##### Entries #####

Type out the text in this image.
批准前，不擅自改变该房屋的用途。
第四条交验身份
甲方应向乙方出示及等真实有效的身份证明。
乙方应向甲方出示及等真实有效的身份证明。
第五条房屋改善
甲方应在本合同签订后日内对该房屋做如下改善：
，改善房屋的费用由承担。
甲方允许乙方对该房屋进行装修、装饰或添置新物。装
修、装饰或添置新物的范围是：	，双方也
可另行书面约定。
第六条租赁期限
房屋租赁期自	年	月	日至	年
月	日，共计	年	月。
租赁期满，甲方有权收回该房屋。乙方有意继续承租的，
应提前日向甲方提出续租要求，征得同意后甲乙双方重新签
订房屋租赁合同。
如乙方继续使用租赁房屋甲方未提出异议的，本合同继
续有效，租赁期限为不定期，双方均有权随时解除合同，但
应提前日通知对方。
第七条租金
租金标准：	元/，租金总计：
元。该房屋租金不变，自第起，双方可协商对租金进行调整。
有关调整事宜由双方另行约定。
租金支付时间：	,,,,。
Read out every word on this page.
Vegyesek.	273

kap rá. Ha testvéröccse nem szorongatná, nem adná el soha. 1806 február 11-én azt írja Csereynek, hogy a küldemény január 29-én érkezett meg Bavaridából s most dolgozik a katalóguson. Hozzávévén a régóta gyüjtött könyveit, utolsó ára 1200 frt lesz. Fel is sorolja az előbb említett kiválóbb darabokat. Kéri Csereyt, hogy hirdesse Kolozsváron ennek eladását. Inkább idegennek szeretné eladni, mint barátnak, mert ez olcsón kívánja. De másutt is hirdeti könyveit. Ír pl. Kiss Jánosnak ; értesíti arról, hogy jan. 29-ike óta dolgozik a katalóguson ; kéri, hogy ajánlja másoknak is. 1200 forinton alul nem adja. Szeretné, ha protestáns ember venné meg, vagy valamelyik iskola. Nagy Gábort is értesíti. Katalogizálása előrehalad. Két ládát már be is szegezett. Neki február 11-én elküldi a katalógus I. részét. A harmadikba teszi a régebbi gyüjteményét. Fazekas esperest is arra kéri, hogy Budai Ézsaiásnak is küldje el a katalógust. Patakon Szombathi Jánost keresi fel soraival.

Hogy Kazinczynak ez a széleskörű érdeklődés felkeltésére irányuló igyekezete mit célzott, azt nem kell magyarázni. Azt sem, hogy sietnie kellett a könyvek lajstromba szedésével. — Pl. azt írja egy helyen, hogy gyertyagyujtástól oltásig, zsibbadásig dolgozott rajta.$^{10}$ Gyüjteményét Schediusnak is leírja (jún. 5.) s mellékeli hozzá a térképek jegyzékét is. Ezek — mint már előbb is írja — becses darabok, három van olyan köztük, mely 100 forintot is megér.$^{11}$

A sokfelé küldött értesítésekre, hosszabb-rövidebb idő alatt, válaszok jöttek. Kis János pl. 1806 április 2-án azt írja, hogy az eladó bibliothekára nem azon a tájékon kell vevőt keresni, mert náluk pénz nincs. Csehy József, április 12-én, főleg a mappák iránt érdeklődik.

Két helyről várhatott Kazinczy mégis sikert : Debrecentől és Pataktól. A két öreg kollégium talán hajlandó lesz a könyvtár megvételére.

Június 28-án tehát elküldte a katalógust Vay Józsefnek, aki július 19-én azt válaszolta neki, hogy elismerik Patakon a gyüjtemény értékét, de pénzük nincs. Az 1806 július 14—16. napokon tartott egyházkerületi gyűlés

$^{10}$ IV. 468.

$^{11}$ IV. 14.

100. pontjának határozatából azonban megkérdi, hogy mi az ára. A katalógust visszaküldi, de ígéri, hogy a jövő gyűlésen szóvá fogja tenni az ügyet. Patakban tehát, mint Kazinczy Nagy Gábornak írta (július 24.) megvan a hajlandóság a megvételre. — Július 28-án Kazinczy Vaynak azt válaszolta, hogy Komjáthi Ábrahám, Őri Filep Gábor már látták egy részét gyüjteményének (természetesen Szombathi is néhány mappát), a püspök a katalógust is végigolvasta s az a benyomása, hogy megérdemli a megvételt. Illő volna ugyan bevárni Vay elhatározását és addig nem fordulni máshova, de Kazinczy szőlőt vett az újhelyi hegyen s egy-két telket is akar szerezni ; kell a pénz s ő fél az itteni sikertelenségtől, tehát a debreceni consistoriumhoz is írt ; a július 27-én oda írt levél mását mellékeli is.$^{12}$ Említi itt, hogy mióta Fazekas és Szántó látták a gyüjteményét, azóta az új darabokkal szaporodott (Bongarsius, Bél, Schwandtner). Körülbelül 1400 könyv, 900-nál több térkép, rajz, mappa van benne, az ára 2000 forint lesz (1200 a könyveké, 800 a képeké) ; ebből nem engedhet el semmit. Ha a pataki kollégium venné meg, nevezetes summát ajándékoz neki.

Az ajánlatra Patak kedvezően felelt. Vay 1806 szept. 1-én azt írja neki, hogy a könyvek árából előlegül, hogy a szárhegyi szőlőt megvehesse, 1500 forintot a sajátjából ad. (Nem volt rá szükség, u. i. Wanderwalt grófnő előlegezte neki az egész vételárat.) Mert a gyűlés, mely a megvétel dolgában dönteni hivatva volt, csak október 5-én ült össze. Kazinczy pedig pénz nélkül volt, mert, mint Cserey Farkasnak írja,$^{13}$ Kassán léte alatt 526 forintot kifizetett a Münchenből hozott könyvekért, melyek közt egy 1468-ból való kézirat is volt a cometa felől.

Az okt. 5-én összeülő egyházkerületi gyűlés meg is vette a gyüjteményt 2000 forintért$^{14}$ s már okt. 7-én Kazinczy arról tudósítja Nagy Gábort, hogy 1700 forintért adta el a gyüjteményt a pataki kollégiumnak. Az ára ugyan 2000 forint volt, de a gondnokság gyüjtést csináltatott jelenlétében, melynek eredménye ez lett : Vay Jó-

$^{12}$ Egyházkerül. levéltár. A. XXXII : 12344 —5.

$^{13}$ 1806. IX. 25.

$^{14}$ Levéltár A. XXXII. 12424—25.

#####

■ **Exercise directions**: Copy in full each line that holds the word "egyházkerületi".

■ **Reply**:
Június 28-án tehát elküldte a katalógust Vay Józsefnek, aki július 19-én azt válaszolta neki, hogy elismerik Patakon a gyüjtemény értékét, de pénzük nincs. Az 1806 július 14—16. napokon tartott egyházkerületi gyűlés
Az okt. 5-én összeülő egyházkerületi gyűlés meg is vette a gyüjteményt 2000 forintért$^{14}$ s már okt. 7-én Kazinczy arról tudósítja Nagy Gábort, hogy 1700 forintért adta el a gyüjteményt a pataki kollégiumnak. Az ára ugyan 2000 forint volt, de a gondnokság gyüjtést csináltatott jelenlétében, melynek eredménye ez lett : Vay Jó-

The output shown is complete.